* **Source material**:
----

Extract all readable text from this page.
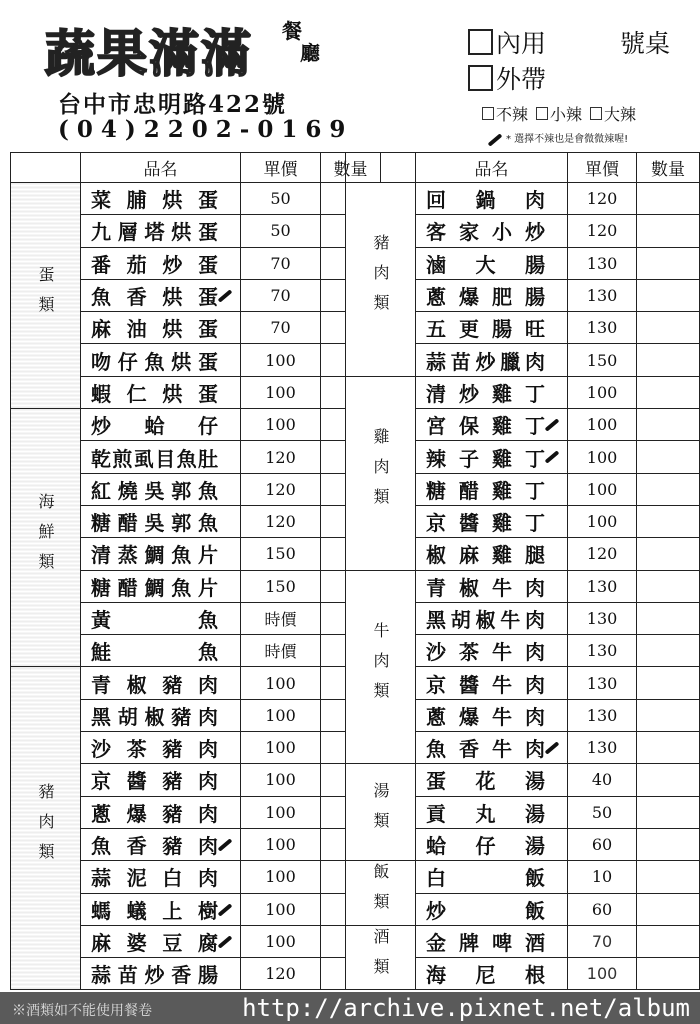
蔬果滿滿 餐
廳
台中市忠明路422號
(04)2202-0169
內用	號桌
外帶
不辣	小辣	大辣
* 選擇不辣也是會微微辣喔!
	品名	單價	數量
蛋類	菜脯烘蛋	50	

	九層塔烘蛋	50	

	番茄炒蛋	70	

	魚香烘蛋	70	

	麻油烘蛋	70	

	吻仔魚烘蛋	100	

	蝦仁烘蛋	100	
海鮮類	炒蛤仔	100	

	乾煎虱目魚肚	120	

	紅燒吳郭魚	120	

	糖醋吳郭魚	120	

	清蒸鯛魚片	150	

	糖醋鯛魚片	150	

	黃魚	時價	

	鮭魚	時價	
豬肉類	青椒豬肉	100	

	黑胡椒豬肉	100	

	沙茶豬肉	100	

	京醬豬肉	100	

	蔥爆豬肉	100	

	魚香豬肉	100	

	蒜泥白肉	100	

	螞蟻上樹	100	

	麻婆豆腐	100	

	蒜苗炒香腸	120	
	品名	單價	數量
豬肉類	回鍋肉	120	

	客家小炒	120	

	滷大腸	130	

	蔥爆肥腸	130	

	五更腸旺	130	

	蒜苗炒臘肉	150	
雞肉類	清炒雞丁	100	

	宮保雞丁	100	

	辣子雞丁	100	

	糖醋雞丁	100	

	京醬雞丁	100	

	椒麻雞腿	120	
牛肉類	青椒牛肉	130	

	黑胡椒牛肉	130	

	沙茶牛肉	130	

	京醬牛肉	130	

	蔥爆牛肉	130	

	魚香牛肉	130	
湯類	蛋花湯	40	

	貢丸湯	50	

	蛤仔湯	60	
飯類	白飯	10	

	炒飯	60	
酒類	金牌啤酒	70	

	海尼根	100	
※酒類如不能使用餐卷	http://archive.pixnet.net/album
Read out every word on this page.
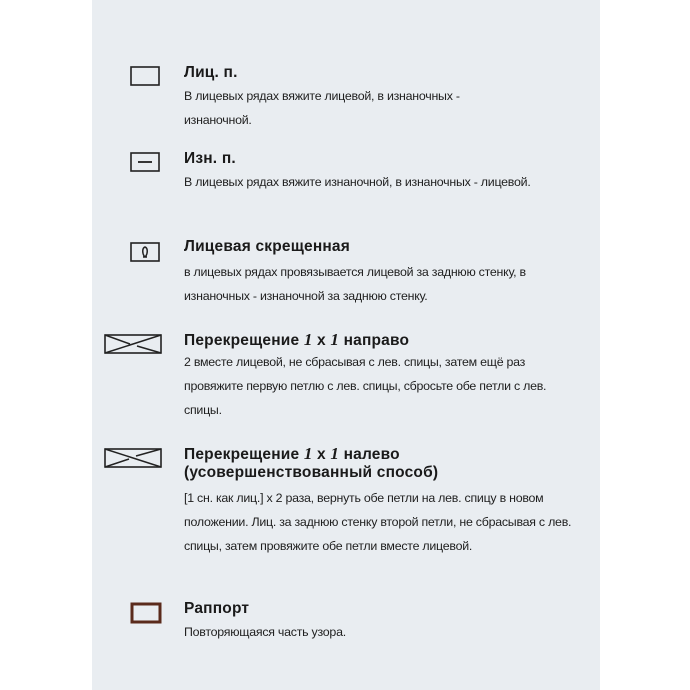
Лиц. п.
В лицевых рядах вяжите лицевой, в изнаночных - изнаночной.
Изн. п.
В лицевых рядах вяжите изнаночной, в изнаночных - лицевой.
Лицевая скрещенная
в лицевых рядах провязывается лицевой за заднюю стенку, в изнаночных - изнаночной за заднюю стенку.
Перекрещение 1 x 1 направо
2 вместе лицевой, не сбрасывая с лев. спицы, затем ещё раз провяжите первую петлю с лев. спицы, сбросьте обе петли с лев. спицы.
Перекрещение 1 x 1 налево
(усовершенствованный способ)
[1 сн. как лиц.] x 2 раза, вернуть обе петли на лев. спицу в новом положении. Лиц. за заднюю стенку второй петли, не сбрасывая с лев. спицы, затем провяжите обе петли вместе лицевой.
Раппорт
Повторяющаяся часть узора.
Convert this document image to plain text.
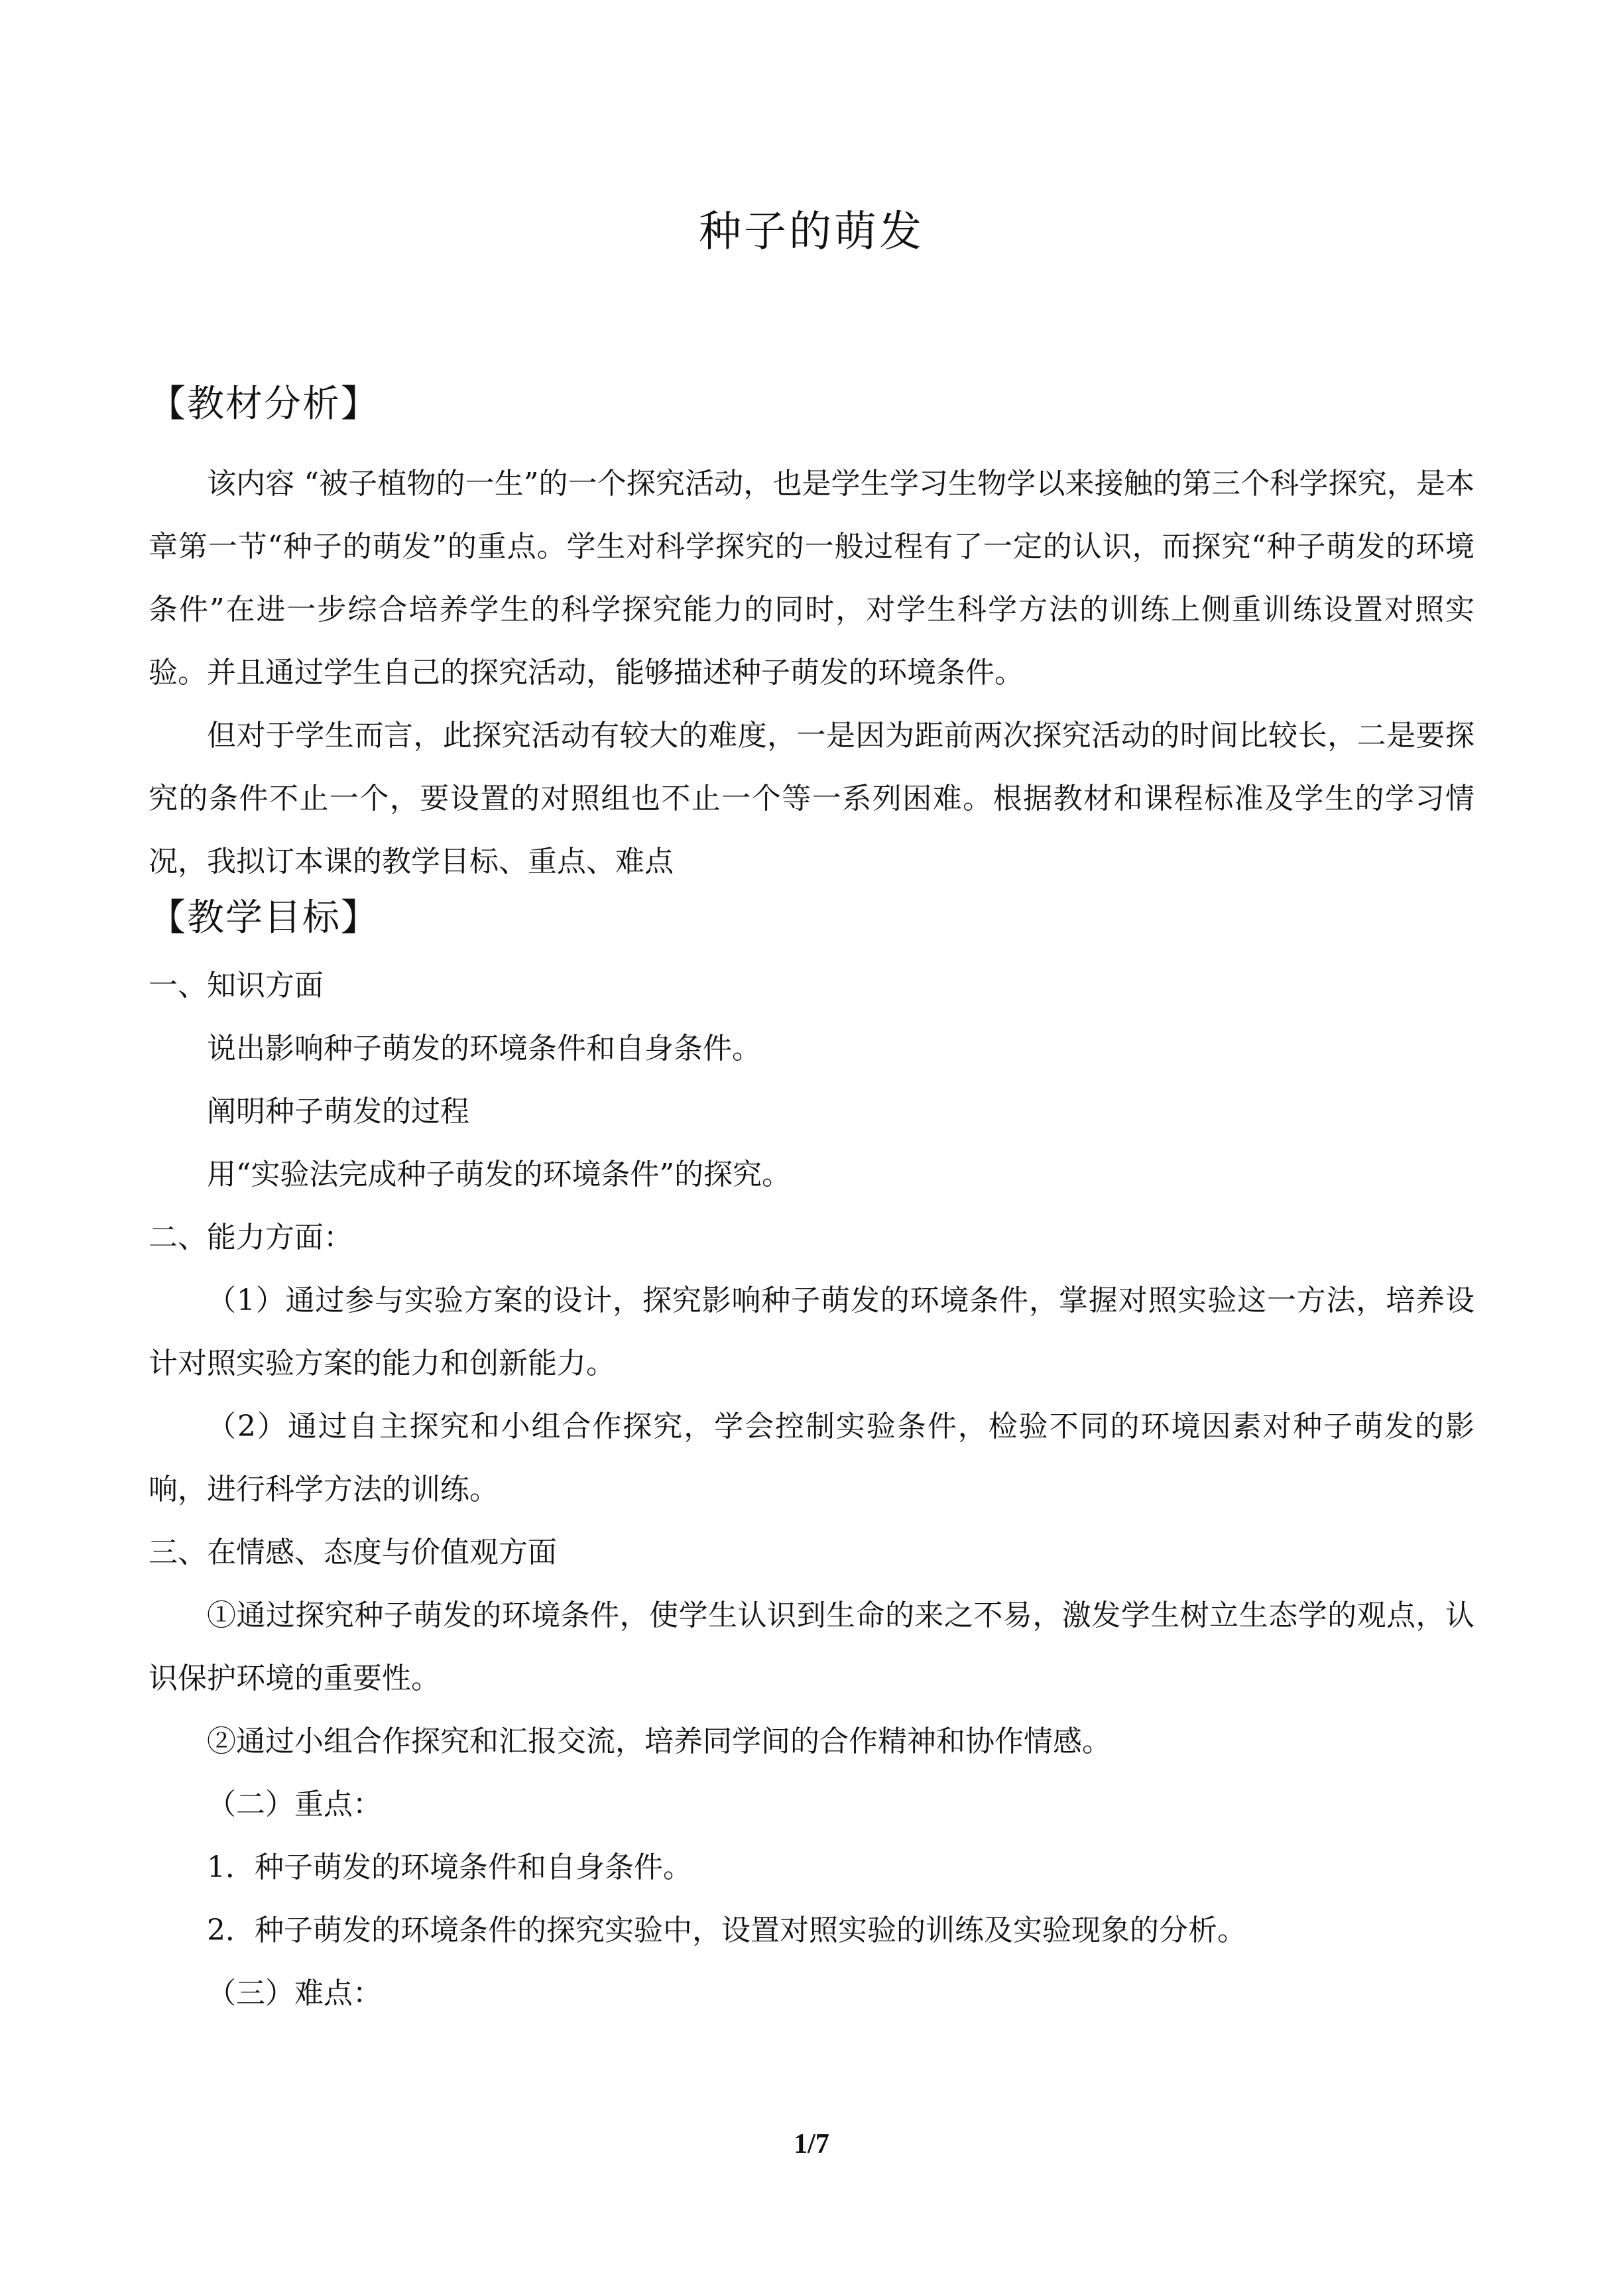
种子的萌发

【教材分析】

该内容 “被子植物的一生”的一个探究活动，也是学生学习生物学以来接触的第三个科学探究，是本章第一节“种子的萌发”的重点。学生对科学探究的一般过程有了一定的认识，而探究“种子萌发的环境条件”在进一步综合培养学生的科学探究能力的同时，对学生科学方法的训练上侧重训练设置对照实验。并且通过学生自己的探究活动，能够描述种子萌发的环境条件。

但对于学生而言，此探究活动有较大的难度，一是因为距前两次探究活动的时间比较长，二是要探究的条件不止一个，要设置的对照组也不止一个等一系列困难。根据教材和课程标准及学生的学习情况，我拟订本课的教学目标、重点、难点

【教学目标】

一、知识方面

说出影响种子萌发的环境条件和自身条件。

阐明种子萌发的过程

用“实验法完成种子萌发的环境条件”的探究。

二、能力方面：

（1）通过参与实验方案的设计，探究影响种子萌发的环境条件，掌握对照实验这一方法，培养设计对照实验方案的能力和创新能力。

（2）通过自主探究和小组合作探究，学会控制实验条件，检验不同的环境因素对种子萌发的影响，进行科学方法的训练。

三、在情感、态度与价值观方面

①通过探究种子萌发的环境条件，使学生认识到生命的来之不易，激发学生树立生态学的观点，认识保护环境的重要性。

②通过小组合作探究和汇报交流，培养同学间的合作精神和协作情感。

（二）重点：

1．种子萌发的环境条件和自身条件。

2．种子萌发的环境条件的探究实验中，设置对照实验的训练及实验现象的分析。

（三）难点：

1/7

----

* **Objective**: Using the material above, retype each entry exactly and omit the pictures.

* **Written reply**:
Extract all readable text from this page.
蔬果滿滿 餐
廳
台中市忠明路422號
(04)2202-0169
內用	號桌
外帶
不辣	小辣	大辣
* 選擇不辣也是會微微辣喔!
	品名	單價	數量
蛋類	菜脯烘蛋	50	

	九層塔烘蛋	50	

	番茄炒蛋	70	

	魚香烘蛋	70	

	麻油烘蛋	70	

	吻仔魚烘蛋	100	

	蝦仁烘蛋	100	
海鮮類	炒蛤仔	100	

	乾煎虱目魚肚	120	

	紅燒吳郭魚	120	

	糖醋吳郭魚	120	

	清蒸鯛魚片	150	

	糖醋鯛魚片	150	

	黃魚	時價	

	鮭魚	時價	
豬肉類	青椒豬肉	100	

	黑胡椒豬肉	100	

	沙茶豬肉	100	

	京醬豬肉	100	

	蔥爆豬肉	100	

	魚香豬肉	100	

	蒜泥白肉	100	

	螞蟻上樹	100	

	麻婆豆腐	100	

	蒜苗炒香腸	120	
	品名	單價	數量
豬肉類	回鍋肉	120	

	客家小炒	120	

	滷大腸	130	

	蔥爆肥腸	130	

	五更腸旺	130	

	蒜苗炒臘肉	150	
雞肉類	清炒雞丁	100	

	宮保雞丁	100	

	辣子雞丁	100	

	糖醋雞丁	100	

	京醬雞丁	100	

	椒麻雞腿	120	
牛肉類	青椒牛肉	130	

	黑胡椒牛肉	130	

	沙茶牛肉	130	

	京醬牛肉	130	

	蔥爆牛肉	130	

	魚香牛肉	130	
湯類	蛋花湯	40	

	貢丸湯	50	

	蛤仔湯	60	
飯類	白飯	10	

	炒飯	60	
酒類	金牌啤酒	70	

	海尼根	100	
※酒類如不能使用餐卷	http://archive.pixnet.net/album
Read out every word on this page.
Лиц. п.
В лицевых рядах вяжите лицевой, в изнаночных - изнаночной.
Изн. п.
В лицевых рядах вяжите изнаночной, в изнаночных - лицевой.
Лицевая скрещенная
в лицевых рядах провязывается лицевой за заднюю стенку, в изнаночных - изнаночной за заднюю стенку.
Перекрещение 1 x 1 направо
2 вместе лицевой, не сбрасывая с лев. спицы, затем ещё раз провяжите первую петлю с лев. спицы, сбросьте обе петли с лев. спицы.
Перекрещение 1 x 1 налево
(усовершенствованный способ)
[1 сн. как лиц.] x 2 раза, вернуть обе петли на лев. спицу в новом положении. Лиц. за заднюю стенку второй петли, не сбрасывая с лев. спицы, затем провяжите обе петли вместе лицевой.
Раппорт
Повторяющаяся часть узора.
Convert this document image to plain text.
种子的萌发

【教材分析】

该内容 “被子植物的一生”的一个探究活动，也是学生学习生物学以来接触的第三个科学探究，是本章第一节“种子的萌发”的重点。学生对科学探究的一般过程有了一定的认识，而探究“种子萌发的环境条件”在进一步综合培养学生的科学探究能力的同时，对学生科学方法的训练上侧重训练设置对照实验。并且通过学生自己的探究活动，能够描述种子萌发的环境条件。

但对于学生而言，此探究活动有较大的难度，一是因为距前两次探究活动的时间比较长，二是要探究的条件不止一个，要设置的对照组也不止一个等一系列困难。根据教材和课程标准及学生的学习情况，我拟订本课的教学目标、重点、难点

【教学目标】

一、知识方面

说出影响种子萌发的环境条件和自身条件。

阐明种子萌发的过程

用“实验法完成种子萌发的环境条件”的探究。

二、能力方面：

（1）通过参与实验方案的设计，探究影响种子萌发的环境条件，掌握对照实验这一方法，培养设计对照实验方案的能力和创新能力。

（2）通过自主探究和小组合作探究，学会控制实验条件，检验不同的环境因素对种子萌发的影响，进行科学方法的训练。

三、在情感、态度与价值观方面

①通过探究种子萌发的环境条件，使学生认识到生命的来之不易，激发学生树立生态学的观点，认识保护环境的重要性。

②通过小组合作探究和汇报交流，培养同学间的合作精神和协作情感。

（二）重点：

1．种子萌发的环境条件和自身条件。

2．种子萌发的环境条件的探究实验中，设置对照实验的训练及实验现象的分析。

（三）难点：

1/7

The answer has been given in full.